- [Task description]
From the listing below, pull out every line where the string "marchandises" appears.

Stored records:
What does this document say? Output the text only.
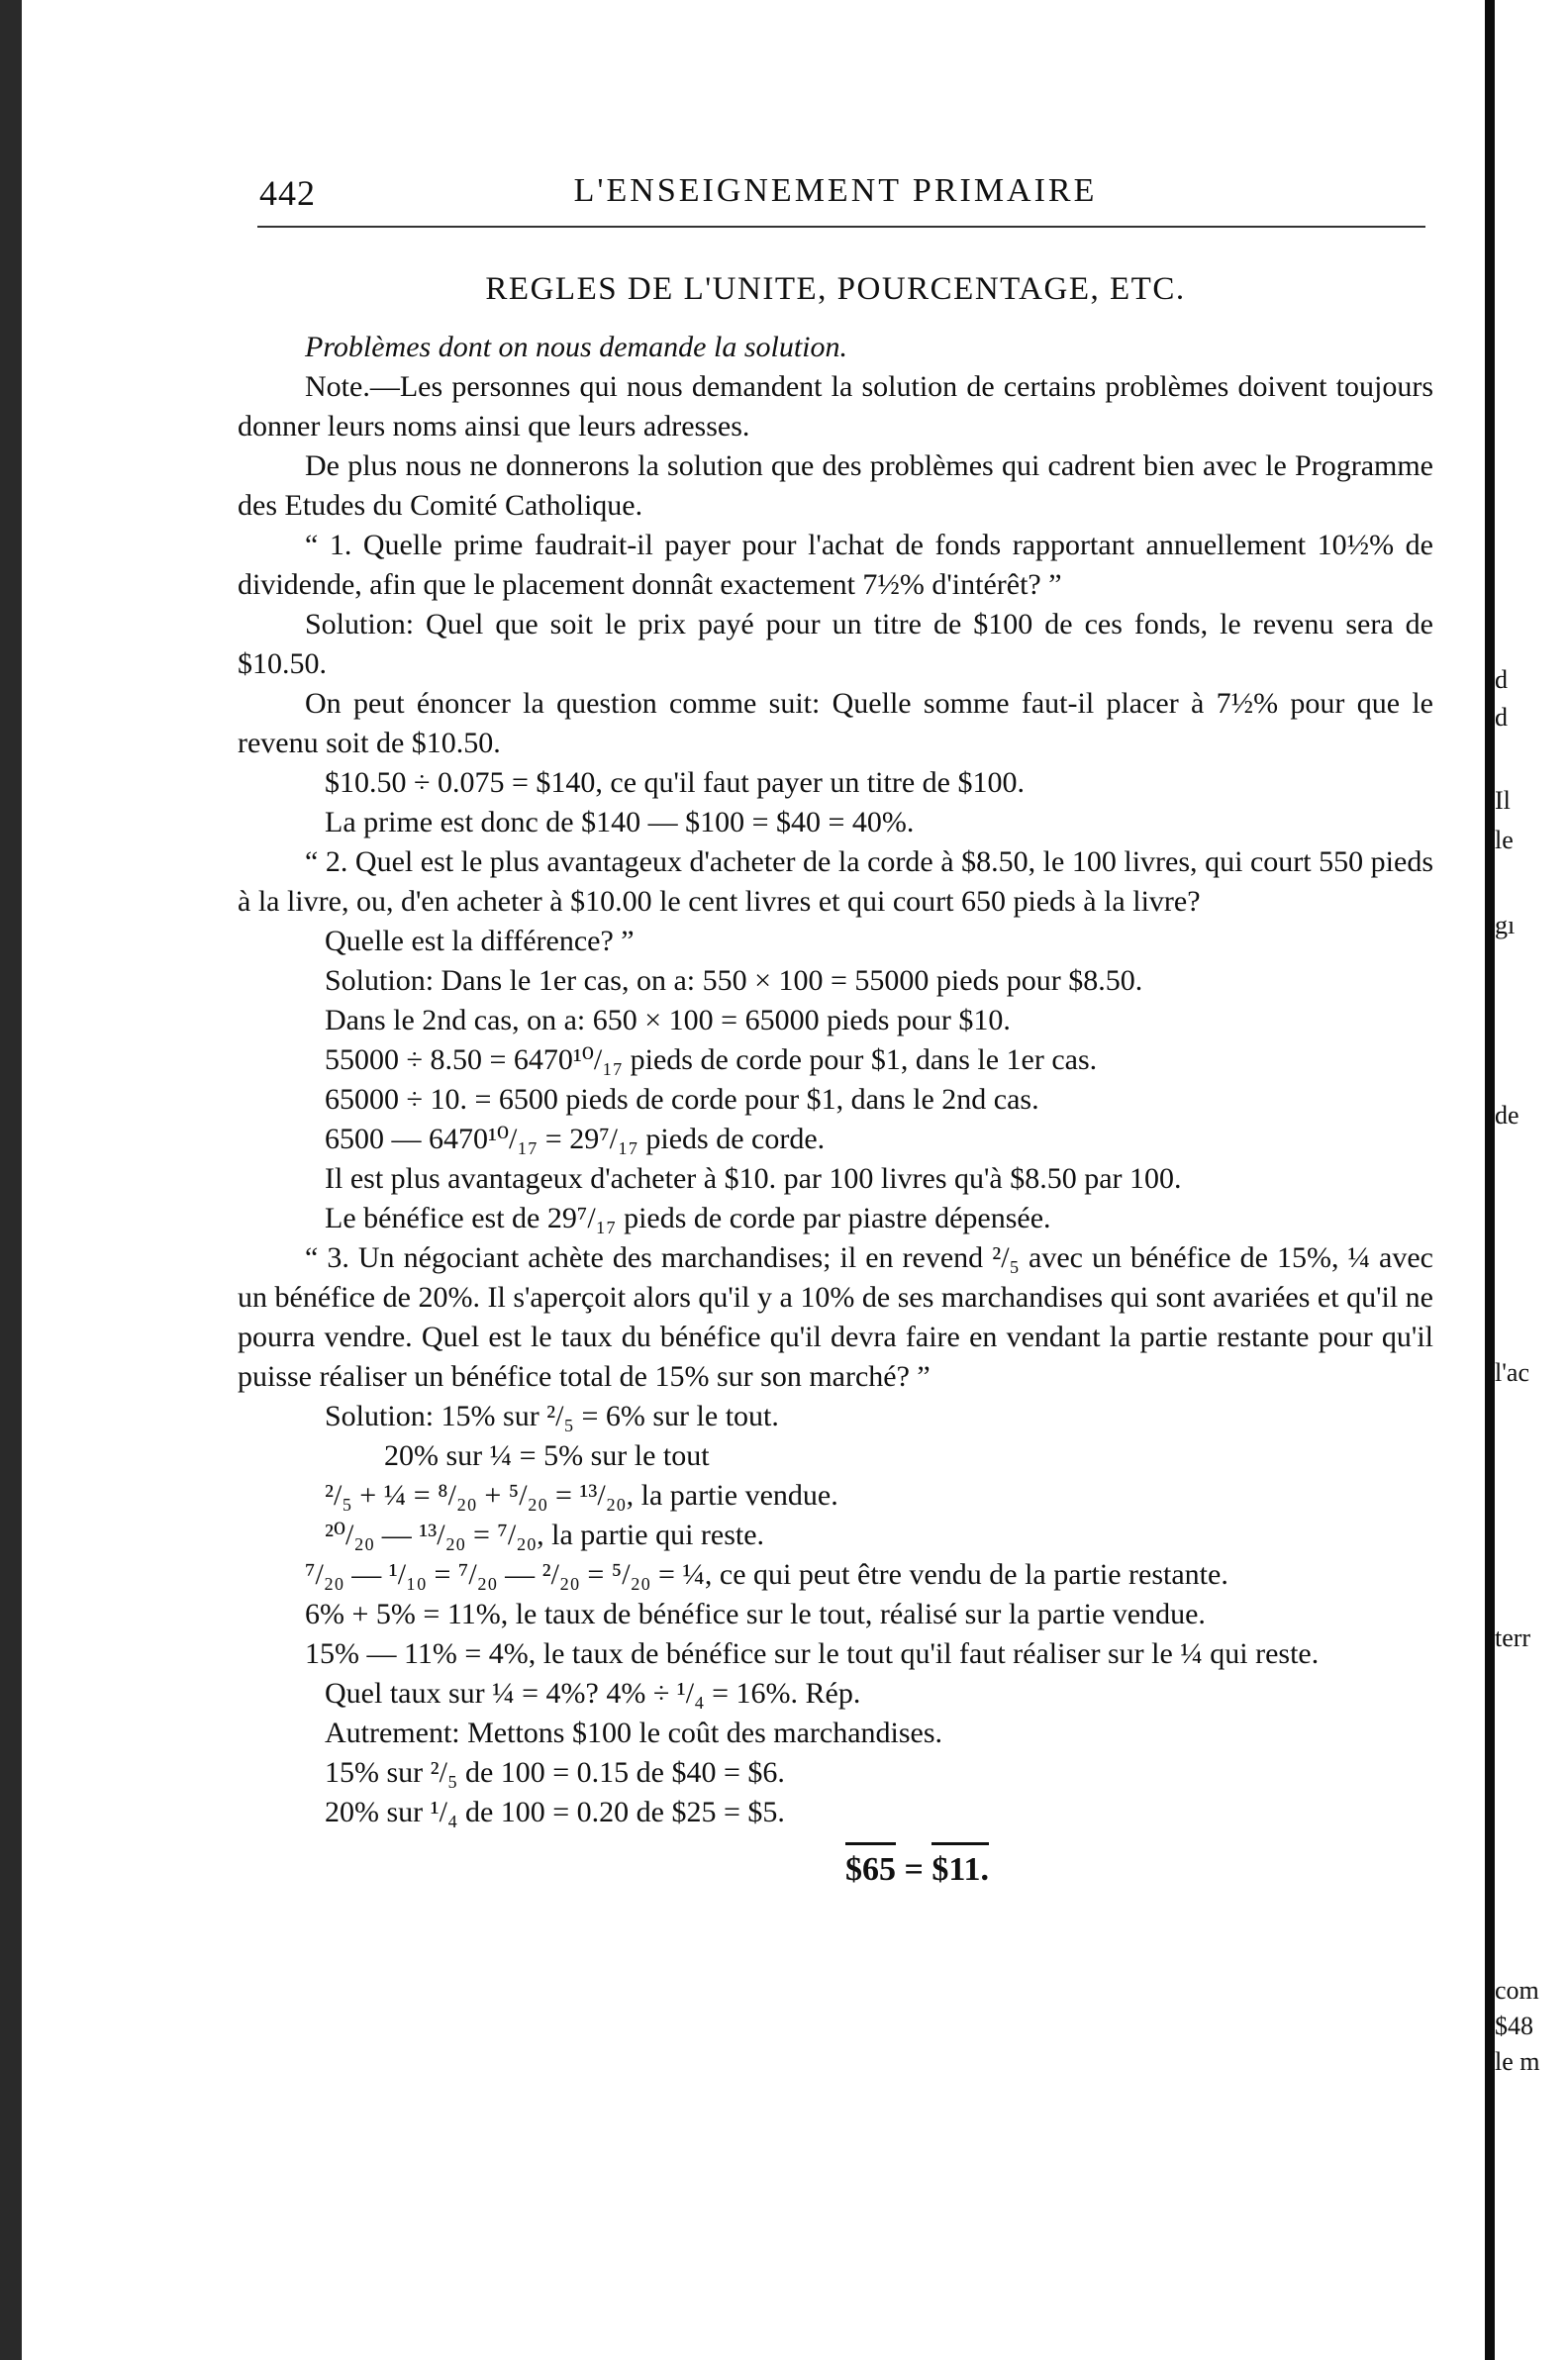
d
d
Il
le
gı
de
l'ac
terr
com
$48
le m
442	L'ENSEIGNEMENT PRIMAIRE
REGLES DE L'UNITE, POURCENTAGE, ETC.

Problèmes dont on nous demande la solution.

Note.—Les personnes qui nous demandent la solution de certains problèmes doivent toujours donner leurs noms ainsi que leurs adresses.

De plus nous ne donnerons la solution que des problèmes qui cadrent bien avec le Programme des Etudes du Comité Catholique.

“ 1. Quelle prime faudrait-il payer pour l'achat de fonds rapportant annuellement 10½% de dividende, afin que le placement donnât exactement 7½% d'intérêt? ”

Solution: Quel que soit le prix payé pour un titre de $100 de ces fonds, le revenu sera de $10.50.

On peut énoncer la question comme suit: Quelle somme faut-il placer à 7½% pour que le revenu soit de $10.50.

$10.50 ÷ 0.075 = $140, ce qu'il faut payer un titre de $100.

La prime est donc de $140 — $100 = $40 = 40%.

“ 2. Quel est le plus avantageux d'acheter de la corde à $8.50, le 100 livres, qui court 550 pieds à la livre, ou, d'en acheter à $10.00 le cent livres et qui court 650 pieds à la livre?

Quelle est la différence? ”

Solution: Dans le 1er cas, on a: 550 × 100 = 55000 pieds pour $8.50.

Dans le 2nd cas, on a: 650 × 100 = 65000 pieds pour $10.

55000 ÷ 8.50 = 6470¹⁰/₁₇ pieds de corde pour $1, dans le 1er cas.

65000 ÷ 10. = 6500 pieds de corde pour $1, dans le 2nd cas.

6500 — 6470¹⁰/₁₇ = 29⁷/₁₇ pieds de corde.

Il est plus avantageux d'acheter à $10. par 100 livres qu'à $8.50 par 100.

Le bénéfice est de 29⁷/₁₇ pieds de corde par piastre dépensée.

“ 3. Un négociant achète des marchandises; il en revend ²/₅ avec un bénéfice de 15%, ¼ avec un bénéfice de 20%. Il s'aperçoit alors qu'il y a 10% de ses marchandises qui sont avariées et qu'il ne pourra vendre. Quel est le taux du bénéfice qu'il devra faire en vendant la partie restante pour qu'il puisse réaliser un bénéfice total de 15% sur son marché? ”

Solution: 15% sur ²/₅ = 6% sur le tout.

20% sur ¼ = 5% sur le tout

²/₅ + ¼ = ⁸/₂₀ + ⁵/₂₀ = ¹³/₂₀, la partie vendue.

²⁰/₂₀ — ¹³/₂₀ = ⁷/₂₀, la partie qui reste.

⁷/₂₀ — ¹/₁₀ = ⁷/₂₀ — ²/₂₀ = ⁵/₂₀ = ¼, ce qui peut être vendu de la partie restante.

6% + 5% = 11%, le taux de bénéfice sur le tout, réalisé sur la partie vendue.

15% — 11% = 4%, le taux de bénéfice sur le tout qu'il faut réaliser sur le ¼ qui reste.

Quel taux sur ¼ = 4%? 4% ÷ ¹/₄ = 16%. Rép.

Autrement: Mettons $100 le coût des marchandises.

15% sur ²/₅ de 100 = 0.15 de $40 = $6.

20% sur ¹/₄ de 100 = 0.20 de $25 = $5.

$65 = $11.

- [Solved exercise]
“ 3. Un négociant achète des marchandises; il en revend ²/₅ avec un bénéfice de 15%, ¼ avec un bénéfice de 20%. Il s'aperçoit alors qu'il y a 10% de ses marchandises qui sont avariées et qu'il ne pourra vendre. Quel est le taux du bénéfice qu'il devra faire en vendant la partie restante pour qu'il puisse réaliser un bénéfice total de 15% sur son marché? ”
Autrement: Mettons $100 le coût des marchandises.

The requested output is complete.